Task statement: Return each line of the records with nothing changed, pictures excepted.

* Start Given data *

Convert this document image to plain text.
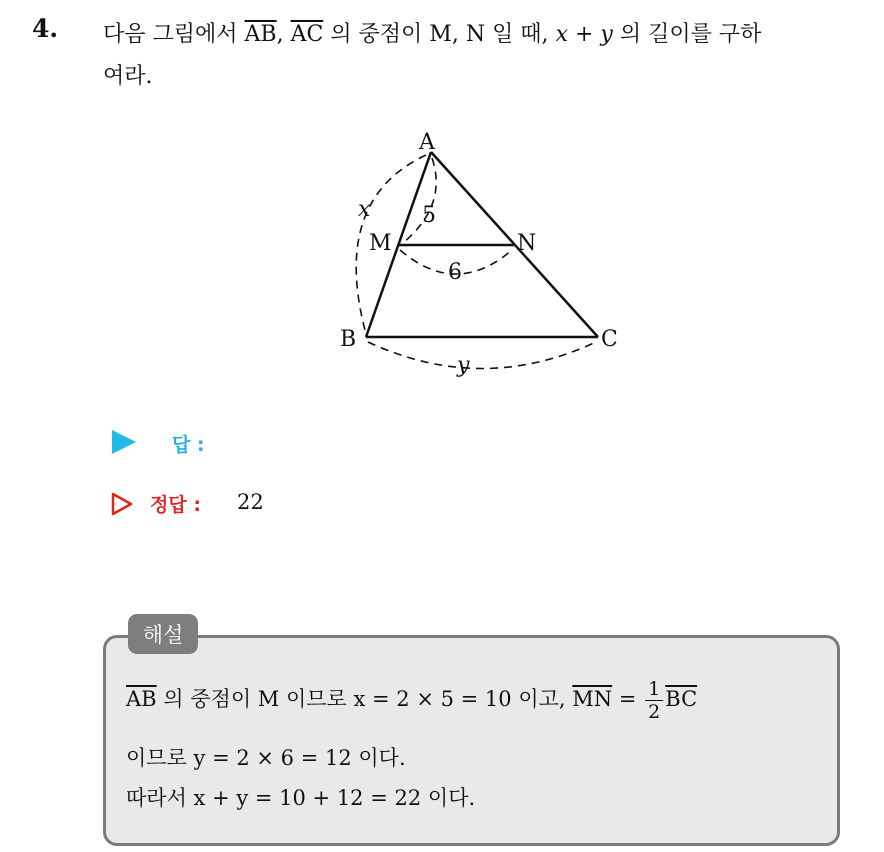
4. 다음 그림에서 $\overline{AB}$, $\overline{AC}$ 의 중점이 M, N 일 때, x + y 의 길이를 구하
여라.
A
M	N
B	C
5
6
y
x
답 :
정답 : 22
해설
$\overline{AB}$ 의 중점이 M 이므로 x = 2 × 5 = 10 이고, $\overline{MN} = \frac{1}{2} \overline{BC}$
이므로 y = 2 × 6 = 12 이다.
따라서 x + y = 10 + 12 = 22 이다.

* End Given data *

Answer in full:
Convert this document image to plain text.
4. 다음 그림에서 $\overline{AB}$, $\overline{AC}$ 의 중점이 M, N 일 때, x + y 의 길이를 구하
여라.
A
M	N
B	C
5
6
y
x
답 :
정답 : 22
해설
$\overline{AB}$ 의 중점이 M 이므로 x = 2 × 5 = 10 이고, $\overline{MN} = \frac{1}{2} \overline{BC}$
이므로 y = 2 × 6 = 12 이다.
따라서 x + y = 10 + 12 = 22 이다.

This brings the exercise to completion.